* Extracted material
------------------------------------
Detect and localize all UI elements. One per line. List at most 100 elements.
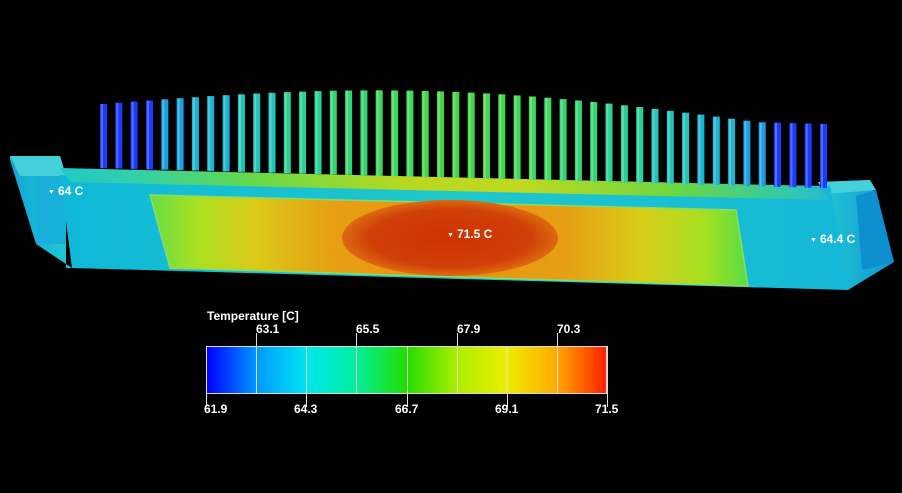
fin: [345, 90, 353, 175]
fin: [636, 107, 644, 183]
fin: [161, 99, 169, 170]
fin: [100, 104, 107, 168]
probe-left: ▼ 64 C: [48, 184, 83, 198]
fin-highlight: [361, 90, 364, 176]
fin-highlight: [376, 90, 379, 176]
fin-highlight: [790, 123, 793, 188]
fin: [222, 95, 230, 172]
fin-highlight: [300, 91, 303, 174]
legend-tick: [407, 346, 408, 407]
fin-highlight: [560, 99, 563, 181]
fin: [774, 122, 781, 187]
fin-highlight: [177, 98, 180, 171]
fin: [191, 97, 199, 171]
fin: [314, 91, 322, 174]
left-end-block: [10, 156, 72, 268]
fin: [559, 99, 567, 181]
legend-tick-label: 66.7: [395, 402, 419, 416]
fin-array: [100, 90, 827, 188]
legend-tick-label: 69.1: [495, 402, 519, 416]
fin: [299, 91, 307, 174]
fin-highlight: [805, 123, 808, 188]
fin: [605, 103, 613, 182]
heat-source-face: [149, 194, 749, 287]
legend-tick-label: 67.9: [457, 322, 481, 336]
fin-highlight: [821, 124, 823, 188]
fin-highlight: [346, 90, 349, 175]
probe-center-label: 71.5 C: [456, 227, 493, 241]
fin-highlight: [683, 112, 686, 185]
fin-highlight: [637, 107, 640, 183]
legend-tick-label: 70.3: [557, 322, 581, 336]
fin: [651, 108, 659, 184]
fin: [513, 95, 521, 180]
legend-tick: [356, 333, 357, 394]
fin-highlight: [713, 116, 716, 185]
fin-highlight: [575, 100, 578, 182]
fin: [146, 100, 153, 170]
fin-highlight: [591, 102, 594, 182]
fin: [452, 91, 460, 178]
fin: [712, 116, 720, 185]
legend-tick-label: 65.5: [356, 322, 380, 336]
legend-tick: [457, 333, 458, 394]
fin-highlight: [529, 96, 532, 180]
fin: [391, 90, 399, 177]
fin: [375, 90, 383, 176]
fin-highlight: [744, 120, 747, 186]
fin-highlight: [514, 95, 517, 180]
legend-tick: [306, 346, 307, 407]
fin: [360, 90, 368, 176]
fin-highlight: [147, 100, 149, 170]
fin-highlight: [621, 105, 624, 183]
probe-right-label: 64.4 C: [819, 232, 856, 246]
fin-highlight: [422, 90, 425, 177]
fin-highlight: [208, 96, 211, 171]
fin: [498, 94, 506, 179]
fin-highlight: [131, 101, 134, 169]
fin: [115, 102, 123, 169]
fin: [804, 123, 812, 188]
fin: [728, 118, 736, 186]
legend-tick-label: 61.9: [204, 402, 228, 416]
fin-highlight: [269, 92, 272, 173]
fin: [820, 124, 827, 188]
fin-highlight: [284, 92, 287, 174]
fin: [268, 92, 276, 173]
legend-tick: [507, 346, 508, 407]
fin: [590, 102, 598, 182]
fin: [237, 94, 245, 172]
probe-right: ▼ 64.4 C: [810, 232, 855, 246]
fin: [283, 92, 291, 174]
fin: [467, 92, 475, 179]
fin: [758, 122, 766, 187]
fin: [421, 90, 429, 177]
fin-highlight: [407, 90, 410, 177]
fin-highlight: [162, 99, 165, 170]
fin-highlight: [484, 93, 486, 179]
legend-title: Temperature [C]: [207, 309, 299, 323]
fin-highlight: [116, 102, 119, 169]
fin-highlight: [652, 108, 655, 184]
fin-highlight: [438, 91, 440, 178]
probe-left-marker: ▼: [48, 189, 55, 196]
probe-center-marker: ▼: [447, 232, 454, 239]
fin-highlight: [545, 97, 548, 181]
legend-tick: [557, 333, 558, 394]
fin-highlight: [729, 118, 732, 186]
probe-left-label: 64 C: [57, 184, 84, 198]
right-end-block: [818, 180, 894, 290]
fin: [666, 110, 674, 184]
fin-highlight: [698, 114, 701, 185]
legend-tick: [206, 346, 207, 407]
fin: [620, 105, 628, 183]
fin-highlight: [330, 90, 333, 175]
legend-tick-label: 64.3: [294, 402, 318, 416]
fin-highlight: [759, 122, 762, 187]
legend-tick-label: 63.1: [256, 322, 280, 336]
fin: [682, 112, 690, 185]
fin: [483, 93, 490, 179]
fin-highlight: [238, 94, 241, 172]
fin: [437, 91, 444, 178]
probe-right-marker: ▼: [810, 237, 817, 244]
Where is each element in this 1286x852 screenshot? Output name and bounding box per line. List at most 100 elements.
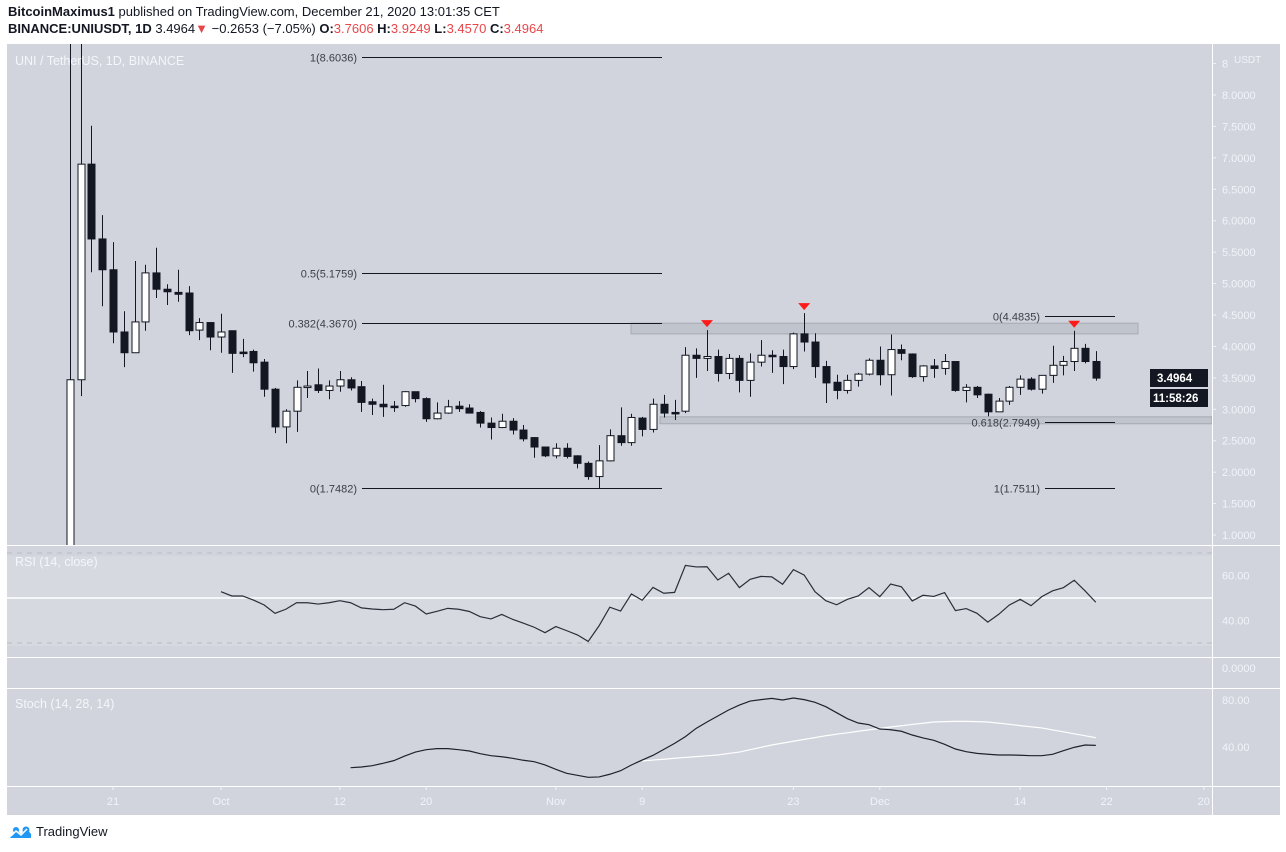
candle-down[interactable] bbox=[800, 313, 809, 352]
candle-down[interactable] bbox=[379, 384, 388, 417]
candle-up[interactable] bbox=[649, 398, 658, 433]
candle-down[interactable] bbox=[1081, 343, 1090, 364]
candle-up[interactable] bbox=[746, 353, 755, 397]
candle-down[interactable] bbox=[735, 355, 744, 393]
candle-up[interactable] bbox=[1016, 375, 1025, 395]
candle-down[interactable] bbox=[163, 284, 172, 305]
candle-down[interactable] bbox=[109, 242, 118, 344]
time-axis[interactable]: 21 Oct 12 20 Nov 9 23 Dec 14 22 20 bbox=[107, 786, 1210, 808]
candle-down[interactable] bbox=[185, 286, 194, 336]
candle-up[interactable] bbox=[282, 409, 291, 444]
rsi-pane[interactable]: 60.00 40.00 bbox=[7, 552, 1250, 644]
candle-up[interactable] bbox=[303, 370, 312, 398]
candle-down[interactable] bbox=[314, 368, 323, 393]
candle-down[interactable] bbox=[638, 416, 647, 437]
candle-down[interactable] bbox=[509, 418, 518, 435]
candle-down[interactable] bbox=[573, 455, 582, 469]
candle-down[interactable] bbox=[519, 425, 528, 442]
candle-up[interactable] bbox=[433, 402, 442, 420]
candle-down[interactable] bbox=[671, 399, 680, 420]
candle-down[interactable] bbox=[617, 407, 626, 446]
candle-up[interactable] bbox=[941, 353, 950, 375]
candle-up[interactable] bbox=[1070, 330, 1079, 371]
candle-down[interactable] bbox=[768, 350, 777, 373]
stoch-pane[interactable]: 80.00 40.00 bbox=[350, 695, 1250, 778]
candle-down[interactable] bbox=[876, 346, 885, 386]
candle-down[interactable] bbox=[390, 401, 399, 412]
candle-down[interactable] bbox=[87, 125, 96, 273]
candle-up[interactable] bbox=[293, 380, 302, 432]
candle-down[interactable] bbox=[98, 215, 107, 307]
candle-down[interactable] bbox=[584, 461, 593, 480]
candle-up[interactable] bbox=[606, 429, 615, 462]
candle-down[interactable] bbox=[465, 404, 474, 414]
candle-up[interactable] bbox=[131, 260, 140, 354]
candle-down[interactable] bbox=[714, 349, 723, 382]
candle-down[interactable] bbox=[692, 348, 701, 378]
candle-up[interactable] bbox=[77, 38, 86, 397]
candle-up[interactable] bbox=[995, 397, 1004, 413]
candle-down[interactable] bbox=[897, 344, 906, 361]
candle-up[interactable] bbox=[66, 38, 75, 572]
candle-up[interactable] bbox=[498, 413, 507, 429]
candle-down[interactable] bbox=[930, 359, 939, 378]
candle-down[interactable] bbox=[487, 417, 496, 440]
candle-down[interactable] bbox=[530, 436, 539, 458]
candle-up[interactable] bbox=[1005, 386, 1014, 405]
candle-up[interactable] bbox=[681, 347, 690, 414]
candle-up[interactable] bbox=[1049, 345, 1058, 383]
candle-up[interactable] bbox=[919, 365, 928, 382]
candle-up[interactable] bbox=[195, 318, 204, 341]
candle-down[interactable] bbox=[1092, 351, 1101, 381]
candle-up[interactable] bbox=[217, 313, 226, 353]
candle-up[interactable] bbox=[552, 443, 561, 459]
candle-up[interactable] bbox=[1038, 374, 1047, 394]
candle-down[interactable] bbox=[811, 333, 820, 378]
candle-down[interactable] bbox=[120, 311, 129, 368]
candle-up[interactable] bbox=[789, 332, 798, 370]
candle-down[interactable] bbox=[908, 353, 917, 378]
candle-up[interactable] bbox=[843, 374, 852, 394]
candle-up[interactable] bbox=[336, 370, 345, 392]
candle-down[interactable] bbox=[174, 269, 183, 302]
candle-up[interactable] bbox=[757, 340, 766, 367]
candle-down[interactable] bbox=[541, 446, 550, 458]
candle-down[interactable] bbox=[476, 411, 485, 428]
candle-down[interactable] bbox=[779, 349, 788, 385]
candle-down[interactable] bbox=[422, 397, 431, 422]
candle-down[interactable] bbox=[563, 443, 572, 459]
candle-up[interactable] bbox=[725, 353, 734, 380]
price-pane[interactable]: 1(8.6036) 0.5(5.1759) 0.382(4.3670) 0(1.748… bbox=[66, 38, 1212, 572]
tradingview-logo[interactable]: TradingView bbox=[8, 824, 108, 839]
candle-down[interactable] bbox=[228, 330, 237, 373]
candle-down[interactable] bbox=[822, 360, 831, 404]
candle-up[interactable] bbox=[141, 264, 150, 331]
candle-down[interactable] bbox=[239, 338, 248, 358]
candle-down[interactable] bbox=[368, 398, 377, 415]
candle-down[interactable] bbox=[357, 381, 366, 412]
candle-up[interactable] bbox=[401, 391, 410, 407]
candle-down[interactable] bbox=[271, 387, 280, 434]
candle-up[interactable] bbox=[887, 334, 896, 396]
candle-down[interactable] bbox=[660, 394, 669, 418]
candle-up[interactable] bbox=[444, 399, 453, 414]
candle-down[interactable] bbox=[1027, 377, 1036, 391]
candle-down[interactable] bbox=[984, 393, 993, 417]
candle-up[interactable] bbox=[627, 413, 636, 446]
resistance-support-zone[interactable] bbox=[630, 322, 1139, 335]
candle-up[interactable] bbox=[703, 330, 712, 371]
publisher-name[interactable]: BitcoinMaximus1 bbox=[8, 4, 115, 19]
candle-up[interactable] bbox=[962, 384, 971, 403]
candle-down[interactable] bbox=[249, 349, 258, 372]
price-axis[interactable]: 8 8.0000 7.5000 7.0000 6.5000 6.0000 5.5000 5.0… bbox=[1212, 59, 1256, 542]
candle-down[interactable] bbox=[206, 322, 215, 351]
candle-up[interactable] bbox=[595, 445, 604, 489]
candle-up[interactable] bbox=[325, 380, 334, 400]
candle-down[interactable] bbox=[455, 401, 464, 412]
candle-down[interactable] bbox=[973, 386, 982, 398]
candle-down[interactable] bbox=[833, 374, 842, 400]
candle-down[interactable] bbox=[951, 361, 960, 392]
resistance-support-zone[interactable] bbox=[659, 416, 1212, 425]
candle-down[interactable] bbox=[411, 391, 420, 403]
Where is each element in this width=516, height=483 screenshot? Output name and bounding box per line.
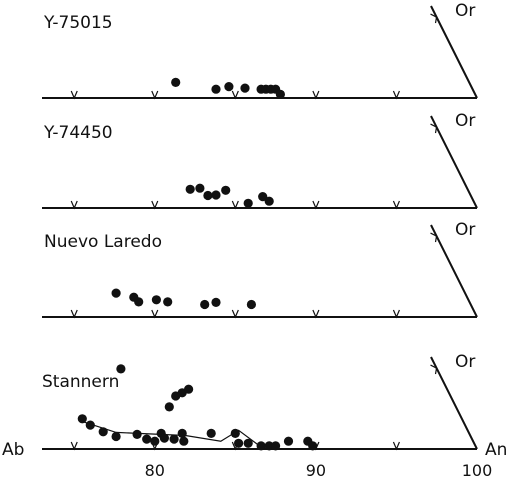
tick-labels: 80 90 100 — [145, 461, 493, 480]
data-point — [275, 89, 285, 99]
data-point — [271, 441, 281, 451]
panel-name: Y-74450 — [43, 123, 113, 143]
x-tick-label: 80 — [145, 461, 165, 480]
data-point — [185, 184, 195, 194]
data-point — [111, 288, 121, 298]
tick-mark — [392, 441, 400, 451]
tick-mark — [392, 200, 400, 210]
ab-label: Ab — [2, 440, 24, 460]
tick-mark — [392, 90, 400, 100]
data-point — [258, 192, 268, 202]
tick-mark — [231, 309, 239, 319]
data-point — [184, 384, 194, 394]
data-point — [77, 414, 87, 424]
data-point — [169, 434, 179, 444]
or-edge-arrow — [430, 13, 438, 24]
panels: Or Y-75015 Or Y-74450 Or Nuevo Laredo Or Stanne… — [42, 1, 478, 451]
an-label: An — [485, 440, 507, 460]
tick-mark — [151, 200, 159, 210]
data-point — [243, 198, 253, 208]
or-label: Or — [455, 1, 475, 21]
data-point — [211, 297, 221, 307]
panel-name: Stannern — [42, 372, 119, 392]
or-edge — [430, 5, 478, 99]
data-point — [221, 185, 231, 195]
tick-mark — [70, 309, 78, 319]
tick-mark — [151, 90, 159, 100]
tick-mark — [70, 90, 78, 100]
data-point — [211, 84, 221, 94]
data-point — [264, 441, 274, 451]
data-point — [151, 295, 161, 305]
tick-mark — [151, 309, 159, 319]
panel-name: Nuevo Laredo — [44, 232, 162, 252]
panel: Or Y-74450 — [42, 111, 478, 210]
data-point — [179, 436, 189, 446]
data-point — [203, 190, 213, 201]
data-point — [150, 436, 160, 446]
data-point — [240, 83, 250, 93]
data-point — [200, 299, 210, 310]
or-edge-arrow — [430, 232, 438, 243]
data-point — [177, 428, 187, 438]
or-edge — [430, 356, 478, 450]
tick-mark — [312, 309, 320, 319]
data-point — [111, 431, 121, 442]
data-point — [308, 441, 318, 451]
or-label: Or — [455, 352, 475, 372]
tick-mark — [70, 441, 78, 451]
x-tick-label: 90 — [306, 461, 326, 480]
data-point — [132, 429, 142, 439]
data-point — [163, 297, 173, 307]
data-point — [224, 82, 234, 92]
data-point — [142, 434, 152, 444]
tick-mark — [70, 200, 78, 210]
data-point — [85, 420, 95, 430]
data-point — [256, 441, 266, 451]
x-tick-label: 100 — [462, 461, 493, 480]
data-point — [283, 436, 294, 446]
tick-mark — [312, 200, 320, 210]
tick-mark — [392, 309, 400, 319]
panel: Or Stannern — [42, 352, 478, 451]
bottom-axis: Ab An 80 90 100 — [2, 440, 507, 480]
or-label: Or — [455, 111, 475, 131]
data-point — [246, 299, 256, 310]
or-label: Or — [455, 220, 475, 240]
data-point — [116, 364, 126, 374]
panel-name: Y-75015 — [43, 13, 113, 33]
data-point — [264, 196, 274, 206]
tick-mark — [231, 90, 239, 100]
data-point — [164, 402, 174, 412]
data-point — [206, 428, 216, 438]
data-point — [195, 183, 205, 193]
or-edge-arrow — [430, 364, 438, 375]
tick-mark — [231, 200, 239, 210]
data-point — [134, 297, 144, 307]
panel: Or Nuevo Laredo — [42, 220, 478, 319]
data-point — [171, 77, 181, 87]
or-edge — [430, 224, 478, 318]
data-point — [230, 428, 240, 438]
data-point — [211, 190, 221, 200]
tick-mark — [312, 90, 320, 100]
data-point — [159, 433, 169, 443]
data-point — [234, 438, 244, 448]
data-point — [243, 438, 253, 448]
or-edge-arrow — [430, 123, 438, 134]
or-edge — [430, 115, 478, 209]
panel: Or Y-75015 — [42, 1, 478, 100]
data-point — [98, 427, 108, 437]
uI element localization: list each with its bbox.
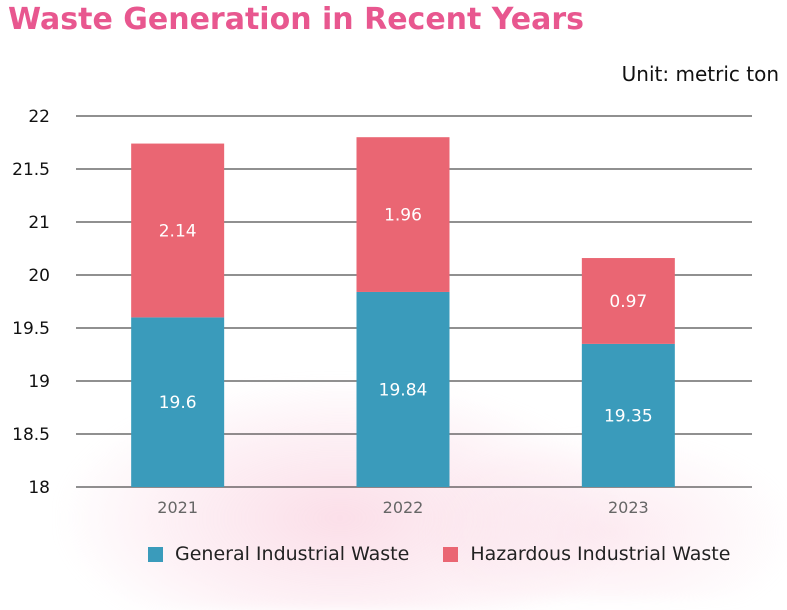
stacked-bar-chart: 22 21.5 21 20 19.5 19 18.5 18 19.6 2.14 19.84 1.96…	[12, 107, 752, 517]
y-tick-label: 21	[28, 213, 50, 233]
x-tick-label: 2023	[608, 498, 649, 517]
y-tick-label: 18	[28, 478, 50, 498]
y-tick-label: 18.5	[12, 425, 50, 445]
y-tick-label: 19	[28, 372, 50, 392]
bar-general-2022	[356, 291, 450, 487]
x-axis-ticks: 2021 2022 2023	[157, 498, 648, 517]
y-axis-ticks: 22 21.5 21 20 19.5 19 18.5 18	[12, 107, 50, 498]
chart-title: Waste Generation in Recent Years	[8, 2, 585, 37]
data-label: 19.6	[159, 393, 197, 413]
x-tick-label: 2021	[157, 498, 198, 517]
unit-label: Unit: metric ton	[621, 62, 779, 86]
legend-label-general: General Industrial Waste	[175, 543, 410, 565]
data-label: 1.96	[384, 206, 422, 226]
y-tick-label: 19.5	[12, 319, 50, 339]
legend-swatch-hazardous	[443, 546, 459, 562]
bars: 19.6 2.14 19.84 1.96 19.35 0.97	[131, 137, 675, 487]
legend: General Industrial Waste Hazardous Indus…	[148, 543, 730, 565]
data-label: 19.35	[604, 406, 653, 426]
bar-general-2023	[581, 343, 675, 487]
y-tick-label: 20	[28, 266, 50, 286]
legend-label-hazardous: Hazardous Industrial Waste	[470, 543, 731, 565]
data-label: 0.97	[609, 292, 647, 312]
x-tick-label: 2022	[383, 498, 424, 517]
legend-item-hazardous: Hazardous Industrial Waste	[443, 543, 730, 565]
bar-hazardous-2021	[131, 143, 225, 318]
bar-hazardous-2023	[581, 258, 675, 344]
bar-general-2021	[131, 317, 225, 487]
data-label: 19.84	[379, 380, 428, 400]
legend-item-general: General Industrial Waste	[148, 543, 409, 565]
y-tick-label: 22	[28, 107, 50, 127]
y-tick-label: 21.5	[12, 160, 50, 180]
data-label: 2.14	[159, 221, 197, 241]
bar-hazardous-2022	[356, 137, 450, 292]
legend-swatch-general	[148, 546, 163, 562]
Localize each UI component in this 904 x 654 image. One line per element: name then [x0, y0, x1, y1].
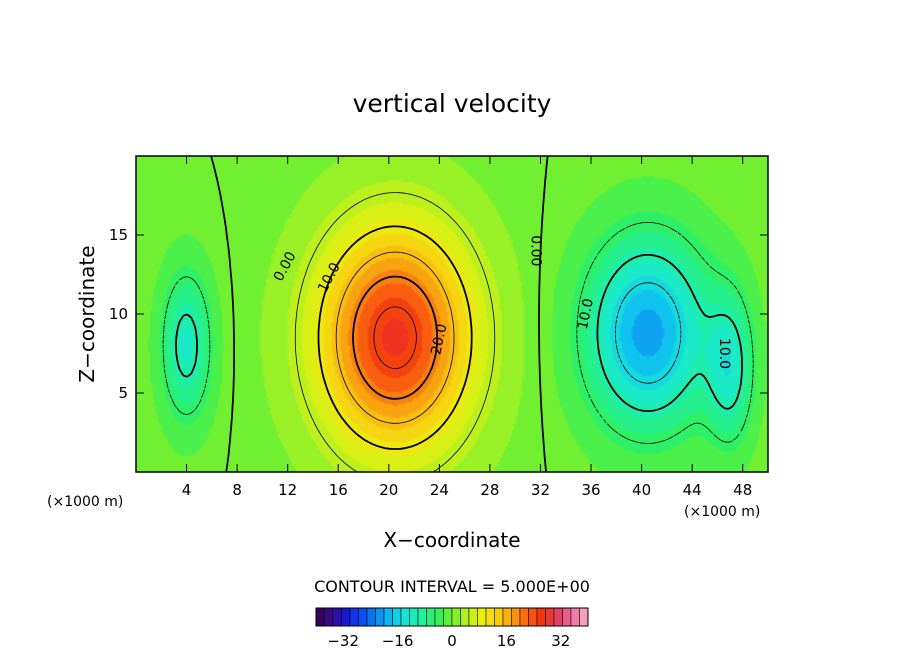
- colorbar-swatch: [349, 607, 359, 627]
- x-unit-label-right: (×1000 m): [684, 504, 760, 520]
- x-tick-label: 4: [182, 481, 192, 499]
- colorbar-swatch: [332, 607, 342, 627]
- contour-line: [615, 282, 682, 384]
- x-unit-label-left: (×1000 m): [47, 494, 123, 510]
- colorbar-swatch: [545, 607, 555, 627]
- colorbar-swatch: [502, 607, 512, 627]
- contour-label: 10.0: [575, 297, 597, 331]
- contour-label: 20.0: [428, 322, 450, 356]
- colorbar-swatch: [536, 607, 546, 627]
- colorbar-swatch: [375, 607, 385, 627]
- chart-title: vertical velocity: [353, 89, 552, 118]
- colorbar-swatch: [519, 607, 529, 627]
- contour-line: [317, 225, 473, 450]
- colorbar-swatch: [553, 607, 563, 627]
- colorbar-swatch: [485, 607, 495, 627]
------------------------------------
* Exercise goal
From the material, pull out each line that contains the string "marker", treating uppercase and lowercase as distinct.

* Exercise output
probe-left-marker: ▼: [48, 189, 55, 196]
probe-center-marker: ▼: [447, 232, 454, 239]
probe-right-marker: ▼: [810, 237, 817, 244]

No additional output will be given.